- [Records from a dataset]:

+--

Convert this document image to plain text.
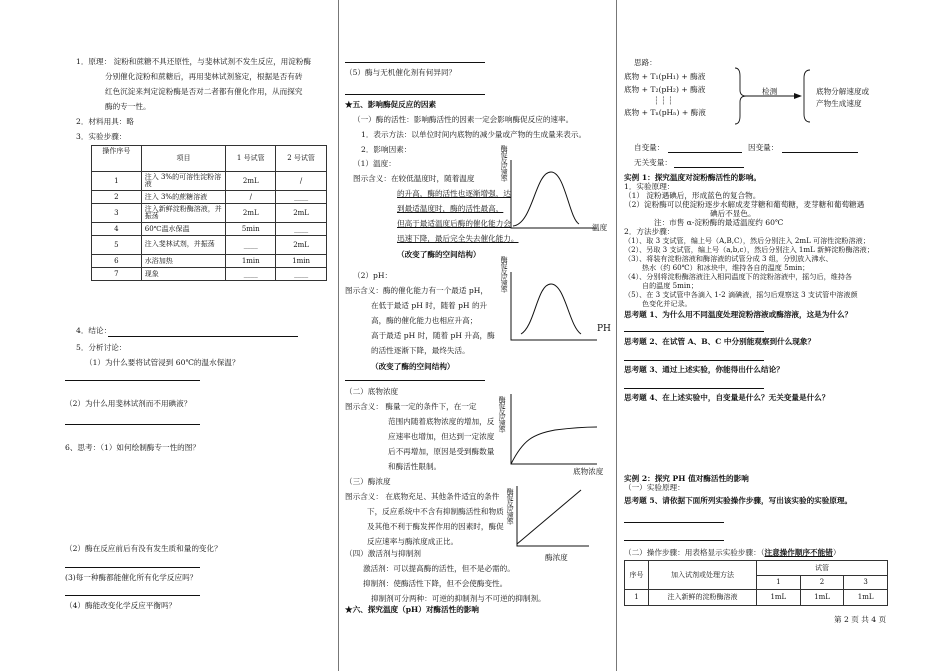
1．原理： 淀粉和蔗糖不具还原性，与斐林试剂不发生反应，用淀粉酶
分别催化淀粉和蔗糖后，再用斐林试剂鉴定，根据是否有砖
红色沉淀来判定淀粉酶是否对二者都有催化作用，从而探究
酶的专一性。
2．材料用具：略
3．实验步骤：
操作序号	项目	1 号试管	2 号试管
1	注入 3%的可溶性淀粉溶液	2mL	/
2	注入 3%的蔗糖溶液	/	____
3	注入新鲜淀粉酶溶液，并振荡	2mL	2mL
4	60℃温水保温	5min	____
5	注入斐林试剂，并振荡	____	2mL
6	水浴加热	1min	1min
7	现象	____	____
4．结论：
5．分析讨论：
（1）为什么要将试管浸到 60℃的温水保温？
（2）为什么用斐林试剂而不用碘液？
6、思考：（1）如何绘制酶专一性的图？
（2）酶在反应前后有没有发生质和量的变化？
(3)每一种酶都能催化所有化学反应吗？
（4）酶能改变化学反应平衡吗？
（5）酶与无机催化剂有何异同？
★五、影响酶促反应的因素
（一）酶的活性：影响酶活性的因素一定会影响酶促反应的速率。
1．表示方法：以单位时间内底物的减少量或产物的生成量来表示。
2．影响因素：
（1）温度：
图示含义：在较低温度时，随着温度
的升高，酶的活性也逐渐增强，达
到最适温度时，酶的活性最高，
但高于最适温度后酶的催化能力会
迅速下降，最后完全失去催化能力。
（改变了酶的空间结构）
（2）pH：
图示含义：酶的催化能力有一个最适 pH，
在低于最适 pH 时，随着 pH 的升
高，酶的催化能力也相应升高；
高于最适 pH 时，随着 pH 升高，酶
的活性逐渐下降，最终失活。
（改变了酶的空间结构）
（二）底物浓度
图示含义： 酶量一定的条件下，在一定
范围内随着底物浓度的增加，反
应速率也增加，但达到一定浓度
后不再增加，原因是受到酶数量
和酶活性限制。
（三）酶浓度
图示含义： 在底物充足、其他条件适宜的条件
下，反应系统中不含有抑制酶活性和物质
及其他不利于酶发挥作用的因素时，酶促
反应速率与酶浓度成正比。
（四）激活剂与抑制剂
激活剂：可以提高酶的活性，但不是必需的。
抑制剂：使酶活性下降，但不会使酶变性。
抑制剂可分两种：可逆的抑制剂与不可逆的抑制剂。
★六、探究温度（pH）对酶活性的影响
酶促反应速率
温度
酶促反应速率
PH
酶促反应速率
底物浓度
酶促反应速率
酶浓度
思路：
底物 + T₁(pH₁) + 酶液
底物 + T₂(pH₂) + 酶液
┆ ┆ ┆
底物 + Tₙ(pHₙ) + 酶液
检测	底物分解速度或
产物生成速度
自变量：	因变量：
无关变量：
实例 1：探究温度对淀粉酶活性的影响。
1．实验原理：
（1） 淀粉遇碘后，形成蓝色的复合物。
（2）淀粉酶可以使淀粉逐步水解成麦芽糖和葡萄糖，麦芽糖和葡萄糖遇
碘后不显色。
注：市售 α-淀粉酶的最适温度约 60℃
2．方法步骤：
（1）、取 3 支试管，编上号（A,B,C），然后分别注入 2mL 可溶性淀粉溶液；
（2）、另取 3 支试管，编上号（a,b,c），然后分别注入 1mL 新鲜淀粉酶溶液；
（3）、将装有淀粉溶液和酶溶液的试管分成 3 组，分别放入沸水、
热水（约 60℃）和冰块中，维持各自的温度 5min；
（4）、分别将淀粉酶溶液注入相同温度下的淀粉溶液中，摇匀后，维持各
自的温度 5min；
（5）、在 3 支试管中各滴入 1-2 滴碘液，摇匀后观察这 3 支试管中溶液颜
色变化并记录。
思考题 1、为什么用不同温度处理淀粉溶液或酶溶液，这是为什么？
思考题 2、在试管 A、B、C 中分别能观察到什么现象？
思考题 3、通过上述实验，你能得出什么结论？
思考题 4、在上述实验中，自变量是什么？无关变量是什么？
实例 2：探究 PH 值对酶活性的影响
（一）实验原理：
思考题 5、请依据下面所列实验操作步骤，写出该实验的实验原理。
（二）操作步骤：用表格显示实验步骤：（注意操作顺序不能错）
序号	加入试剂或处理方法	试管		
		1	2	3
1	注入新鲜的淀粉酶溶液	1mL	1mL	1mL
第 2 页 共 4 页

+--

Transcribe all of the material exactly, leaving out whatever pictures it contains.

- [EXERCISE SOLUTION]:
Convert this document image to plain text.
1．原理： 淀粉和蔗糖不具还原性，与斐林试剂不发生反应，用淀粉酶
分别催化淀粉和蔗糖后，再用斐林试剂鉴定，根据是否有砖
红色沉淀来判定淀粉酶是否对二者都有催化作用，从而探究
酶的专一性。
2．材料用具：略
3．实验步骤：
操作序号	项目	1 号试管	2 号试管
1	注入 3%的可溶性淀粉溶液	2mL	/
2	注入 3%的蔗糖溶液	/	____
3	注入新鲜淀粉酶溶液，并振荡	2mL	2mL
4	60℃温水保温	5min	____
5	注入斐林试剂，并振荡	____	2mL
6	水浴加热	1min	1min
7	现象	____	____
4．结论：
5．分析讨论：
（1）为什么要将试管浸到 60℃的温水保温？
（2）为什么用斐林试剂而不用碘液？
6、思考：（1）如何绘制酶专一性的图？
（2）酶在反应前后有没有发生质和量的变化？
(3)每一种酶都能催化所有化学反应吗？
（4）酶能改变化学反应平衡吗？
（5）酶与无机催化剂有何异同？
★五、影响酶促反应的因素
（一）酶的活性：影响酶活性的因素一定会影响酶促反应的速率。
1．表示方法：以单位时间内底物的减少量或产物的生成量来表示。
2．影响因素：
（1）温度：
图示含义：在较低温度时，随着温度
的升高，酶的活性也逐渐增强，达
到最适温度时，酶的活性最高，
但高于最适温度后酶的催化能力会
迅速下降，最后完全失去催化能力。
（改变了酶的空间结构）
（2）pH：
图示含义：酶的催化能力有一个最适 pH，
在低于最适 pH 时，随着 pH 的升
高，酶的催化能力也相应升高；
高于最适 pH 时，随着 pH 升高，酶
的活性逐渐下降，最终失活。
（改变了酶的空间结构）
（二）底物浓度
图示含义： 酶量一定的条件下，在一定
范围内随着底物浓度的增加，反
应速率也增加，但达到一定浓度
后不再增加，原因是受到酶数量
和酶活性限制。
（三）酶浓度
图示含义： 在底物充足、其他条件适宜的条件
下，反应系统中不含有抑制酶活性和物质
及其他不利于酶发挥作用的因素时，酶促
反应速率与酶浓度成正比。
（四）激活剂与抑制剂
激活剂：可以提高酶的活性，但不是必需的。
抑制剂：使酶活性下降，但不会使酶变性。
抑制剂可分两种：可逆的抑制剂与不可逆的抑制剂。
★六、探究温度（pH）对酶活性的影响
酶促反应速率
温度
酶促反应速率
PH
酶促反应速率
底物浓度
酶促反应速率
酶浓度
思路：
底物 + T₁(pH₁) + 酶液
底物 + T₂(pH₂) + 酶液
┆ ┆ ┆
底物 + Tₙ(pHₙ) + 酶液
检测	底物分解速度或
产物生成速度
自变量：	因变量：
无关变量：
实例 1：探究温度对淀粉酶活性的影响。
1．实验原理：
（1） 淀粉遇碘后，形成蓝色的复合物。
（2）淀粉酶可以使淀粉逐步水解成麦芽糖和葡萄糖，麦芽糖和葡萄糖遇
碘后不显色。
注：市售 α-淀粉酶的最适温度约 60℃
2．方法步骤：
（1）、取 3 支试管，编上号（A,B,C），然后分别注入 2mL 可溶性淀粉溶液；
（2）、另取 3 支试管，编上号（a,b,c），然后分别注入 1mL 新鲜淀粉酶溶液；
（3）、将装有淀粉溶液和酶溶液的试管分成 3 组，分别放入沸水、
热水（约 60℃）和冰块中，维持各自的温度 5min；
（4）、分别将淀粉酶溶液注入相同温度下的淀粉溶液中，摇匀后，维持各
自的温度 5min；
（5）、在 3 支试管中各滴入 1-2 滴碘液，摇匀后观察这 3 支试管中溶液颜
色变化并记录。
思考题 1、为什么用不同温度处理淀粉溶液或酶溶液，这是为什么？
思考题 2、在试管 A、B、C 中分别能观察到什么现象？
思考题 3、通过上述实验，你能得出什么结论？
思考题 4、在上述实验中，自变量是什么？无关变量是什么？
实例 2：探究 PH 值对酶活性的影响
（一）实验原理：
思考题 5、请依据下面所列实验操作步骤，写出该实验的实验原理。
（二）操作步骤：用表格显示实验步骤：（注意操作顺序不能错）
序号	加入试剂或处理方法	试管		
		1	2	3
1	注入新鲜的淀粉酶溶液	1mL	1mL	1mL
第 2 页 共 4 页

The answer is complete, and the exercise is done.